Set problem – Give every line from the entries that contains "ดสถานการณ".
------ Record set ------
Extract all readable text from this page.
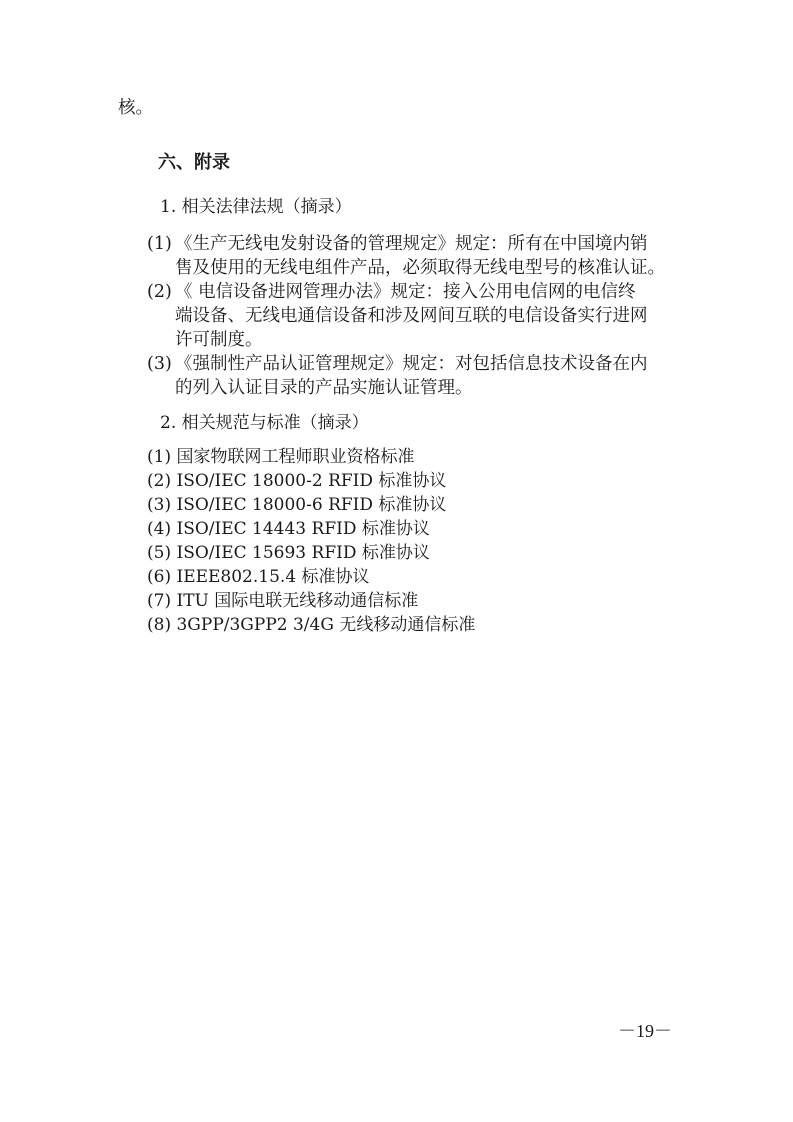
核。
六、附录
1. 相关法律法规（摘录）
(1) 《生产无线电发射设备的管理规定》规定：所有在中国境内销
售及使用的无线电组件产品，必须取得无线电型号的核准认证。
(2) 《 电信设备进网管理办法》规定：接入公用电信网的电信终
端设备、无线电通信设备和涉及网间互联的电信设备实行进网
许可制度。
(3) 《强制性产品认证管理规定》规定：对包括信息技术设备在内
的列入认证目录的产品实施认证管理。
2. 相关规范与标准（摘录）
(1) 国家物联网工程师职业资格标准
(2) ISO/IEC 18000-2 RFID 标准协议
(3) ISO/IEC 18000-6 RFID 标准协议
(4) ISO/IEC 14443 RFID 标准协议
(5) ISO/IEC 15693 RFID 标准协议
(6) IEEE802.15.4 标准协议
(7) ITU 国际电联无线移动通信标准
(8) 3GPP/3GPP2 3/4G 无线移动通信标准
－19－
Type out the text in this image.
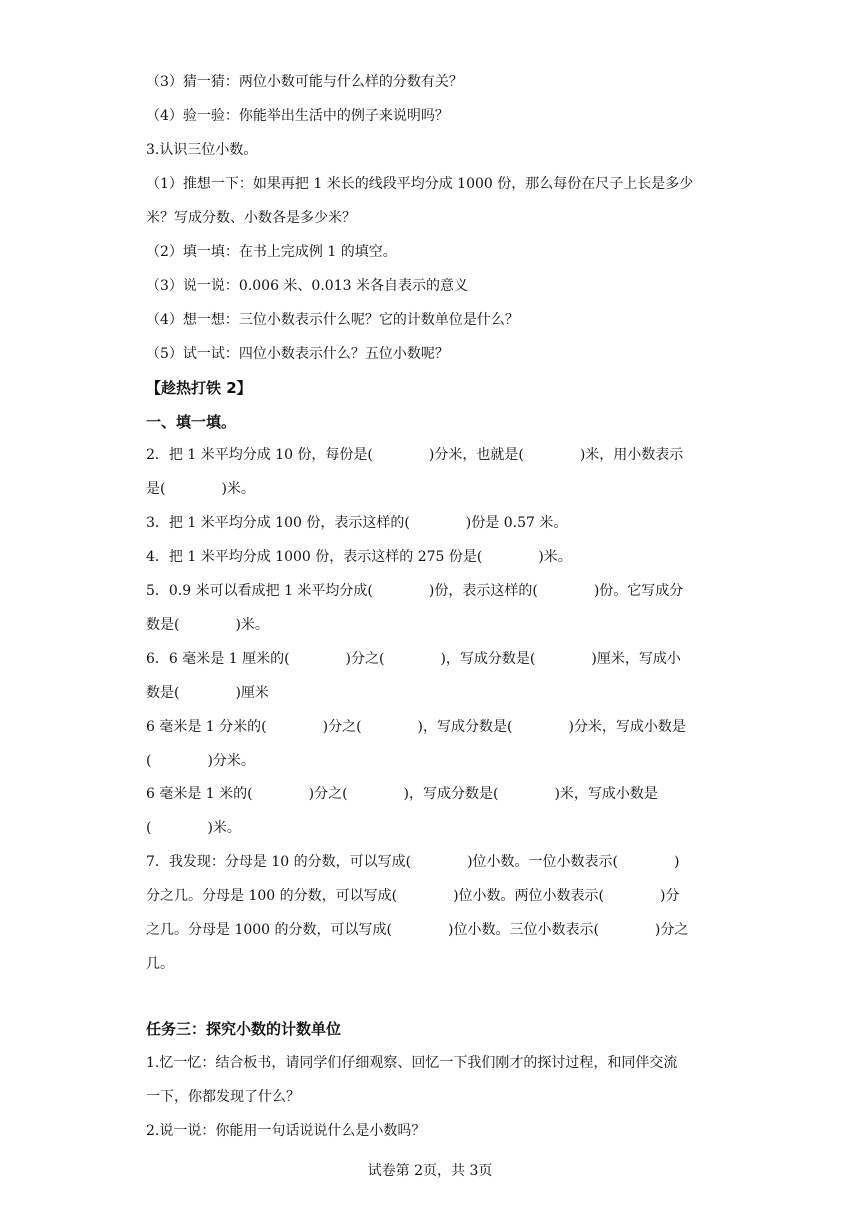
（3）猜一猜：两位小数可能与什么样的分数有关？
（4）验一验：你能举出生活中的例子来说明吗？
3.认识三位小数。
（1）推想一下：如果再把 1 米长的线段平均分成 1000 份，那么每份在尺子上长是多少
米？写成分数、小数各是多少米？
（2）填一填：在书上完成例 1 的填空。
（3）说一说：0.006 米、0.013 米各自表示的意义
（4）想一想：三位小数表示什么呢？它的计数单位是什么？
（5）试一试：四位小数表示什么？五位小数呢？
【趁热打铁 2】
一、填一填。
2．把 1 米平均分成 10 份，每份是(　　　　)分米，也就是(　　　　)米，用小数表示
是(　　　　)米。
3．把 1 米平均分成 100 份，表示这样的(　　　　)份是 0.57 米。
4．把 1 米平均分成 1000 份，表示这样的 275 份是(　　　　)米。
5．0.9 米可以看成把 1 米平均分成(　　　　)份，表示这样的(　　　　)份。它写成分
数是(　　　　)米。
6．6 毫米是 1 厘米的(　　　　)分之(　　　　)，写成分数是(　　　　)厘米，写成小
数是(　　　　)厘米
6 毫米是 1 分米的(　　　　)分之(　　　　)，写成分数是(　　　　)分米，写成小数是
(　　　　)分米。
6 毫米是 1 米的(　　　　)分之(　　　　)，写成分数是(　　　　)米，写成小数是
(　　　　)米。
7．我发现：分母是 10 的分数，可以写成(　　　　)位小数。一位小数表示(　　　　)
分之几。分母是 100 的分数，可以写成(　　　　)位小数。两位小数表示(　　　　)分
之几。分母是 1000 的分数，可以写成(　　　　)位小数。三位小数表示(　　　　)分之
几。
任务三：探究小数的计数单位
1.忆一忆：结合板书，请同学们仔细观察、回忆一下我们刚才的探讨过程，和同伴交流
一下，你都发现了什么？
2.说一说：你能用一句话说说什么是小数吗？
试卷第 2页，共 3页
------
------ Record set ------
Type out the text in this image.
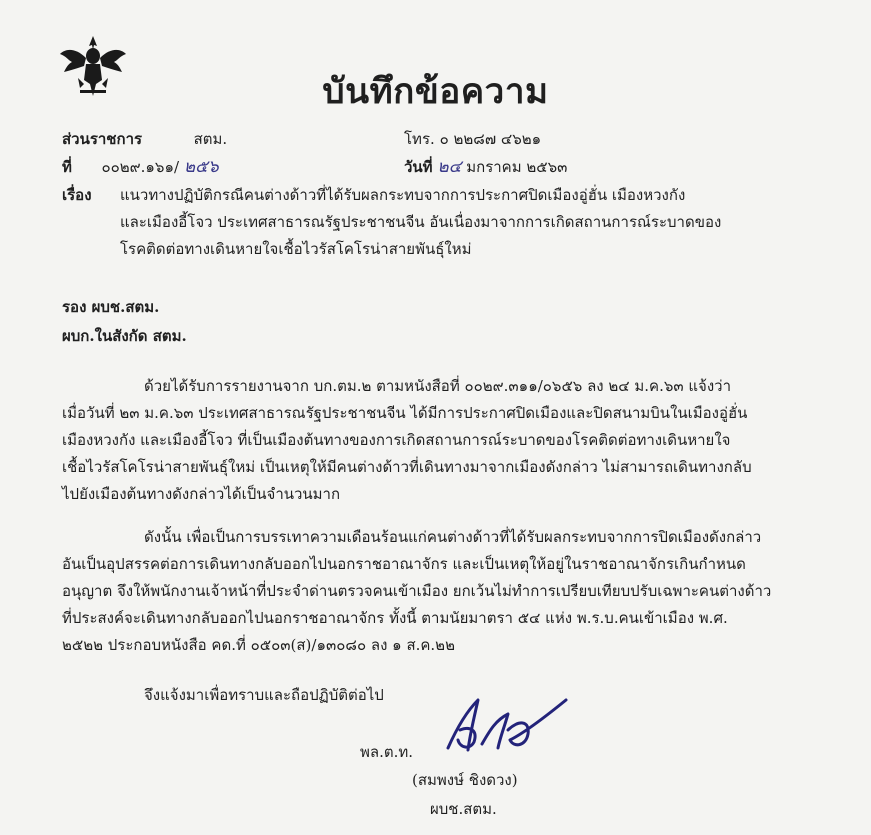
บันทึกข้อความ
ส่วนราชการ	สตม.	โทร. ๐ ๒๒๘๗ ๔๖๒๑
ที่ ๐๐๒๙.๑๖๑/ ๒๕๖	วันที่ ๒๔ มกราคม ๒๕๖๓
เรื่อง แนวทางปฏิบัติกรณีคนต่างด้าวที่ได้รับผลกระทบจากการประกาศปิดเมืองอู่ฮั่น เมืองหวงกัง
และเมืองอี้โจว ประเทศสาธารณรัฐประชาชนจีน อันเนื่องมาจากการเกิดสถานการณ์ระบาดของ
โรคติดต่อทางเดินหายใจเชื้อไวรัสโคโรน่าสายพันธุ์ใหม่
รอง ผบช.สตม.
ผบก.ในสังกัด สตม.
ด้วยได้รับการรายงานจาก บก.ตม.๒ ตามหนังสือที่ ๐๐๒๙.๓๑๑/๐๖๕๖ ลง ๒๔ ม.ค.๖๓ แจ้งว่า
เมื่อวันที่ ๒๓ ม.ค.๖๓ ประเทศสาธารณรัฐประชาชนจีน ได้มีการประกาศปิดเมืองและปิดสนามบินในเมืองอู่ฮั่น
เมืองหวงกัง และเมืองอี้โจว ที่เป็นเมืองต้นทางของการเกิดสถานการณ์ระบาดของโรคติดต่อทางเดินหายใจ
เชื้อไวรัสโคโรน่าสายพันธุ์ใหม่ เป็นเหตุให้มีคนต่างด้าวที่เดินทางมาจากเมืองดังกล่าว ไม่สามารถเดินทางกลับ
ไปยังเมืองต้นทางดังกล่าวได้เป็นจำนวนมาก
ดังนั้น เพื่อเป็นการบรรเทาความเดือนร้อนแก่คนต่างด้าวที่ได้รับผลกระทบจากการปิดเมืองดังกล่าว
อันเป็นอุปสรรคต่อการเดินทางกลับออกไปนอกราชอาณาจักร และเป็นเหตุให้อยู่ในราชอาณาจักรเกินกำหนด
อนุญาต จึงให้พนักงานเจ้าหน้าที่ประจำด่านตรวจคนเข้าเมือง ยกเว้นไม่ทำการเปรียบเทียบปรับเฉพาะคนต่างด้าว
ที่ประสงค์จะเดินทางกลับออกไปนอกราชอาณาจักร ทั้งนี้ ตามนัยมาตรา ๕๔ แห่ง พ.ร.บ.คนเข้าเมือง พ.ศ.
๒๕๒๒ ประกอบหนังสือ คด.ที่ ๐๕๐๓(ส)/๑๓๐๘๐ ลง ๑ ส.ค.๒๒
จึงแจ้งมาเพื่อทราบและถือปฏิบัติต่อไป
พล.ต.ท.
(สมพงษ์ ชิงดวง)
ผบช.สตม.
------
------ Record set ------
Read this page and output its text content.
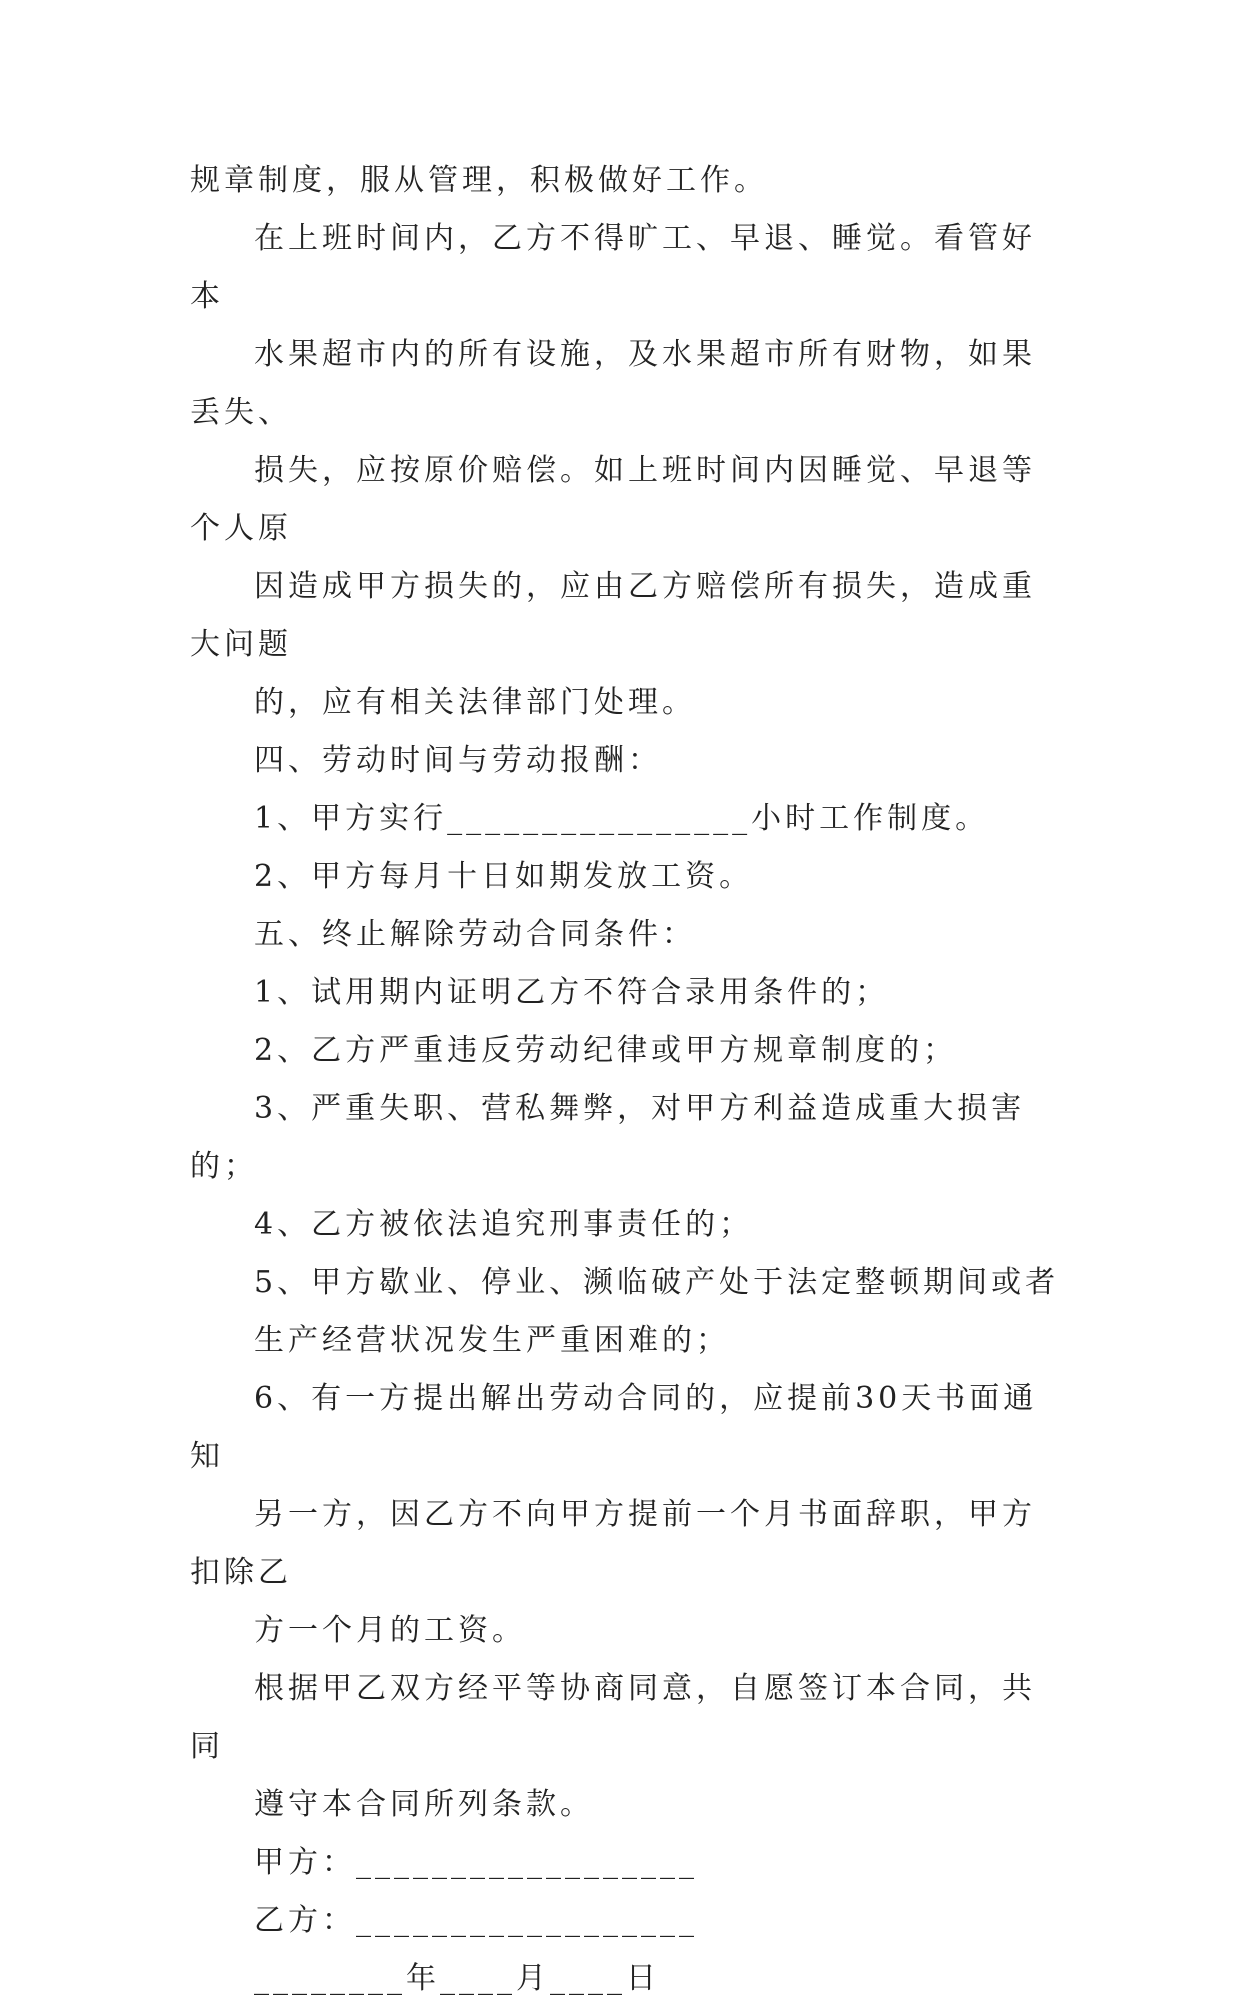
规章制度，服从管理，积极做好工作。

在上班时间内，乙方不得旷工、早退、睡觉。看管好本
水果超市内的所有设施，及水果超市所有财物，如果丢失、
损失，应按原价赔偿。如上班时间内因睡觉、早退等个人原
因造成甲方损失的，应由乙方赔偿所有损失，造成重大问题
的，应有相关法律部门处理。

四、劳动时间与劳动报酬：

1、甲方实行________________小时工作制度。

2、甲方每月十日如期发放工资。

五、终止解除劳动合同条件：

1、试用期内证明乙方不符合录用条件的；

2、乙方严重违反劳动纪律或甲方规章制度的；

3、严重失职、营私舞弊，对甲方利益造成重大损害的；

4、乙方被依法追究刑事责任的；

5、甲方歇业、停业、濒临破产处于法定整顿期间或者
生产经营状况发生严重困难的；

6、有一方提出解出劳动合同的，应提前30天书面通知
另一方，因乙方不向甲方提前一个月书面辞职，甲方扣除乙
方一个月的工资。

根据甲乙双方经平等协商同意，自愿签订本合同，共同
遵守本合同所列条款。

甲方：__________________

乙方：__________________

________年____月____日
------
Solution below –
และเมืองอี้โจว ประเทศสาธารณรัฐประชาชนจีน อันเนื่องมาจากการเกิดสถานการณ์ระบาดของ
เมืองหวงกัง และเมืองอี้โจว ที่เป็นเมืองต้นทางของการเกิดสถานการณ์ระบาดของโรคติดต่อทางเดินหายใจ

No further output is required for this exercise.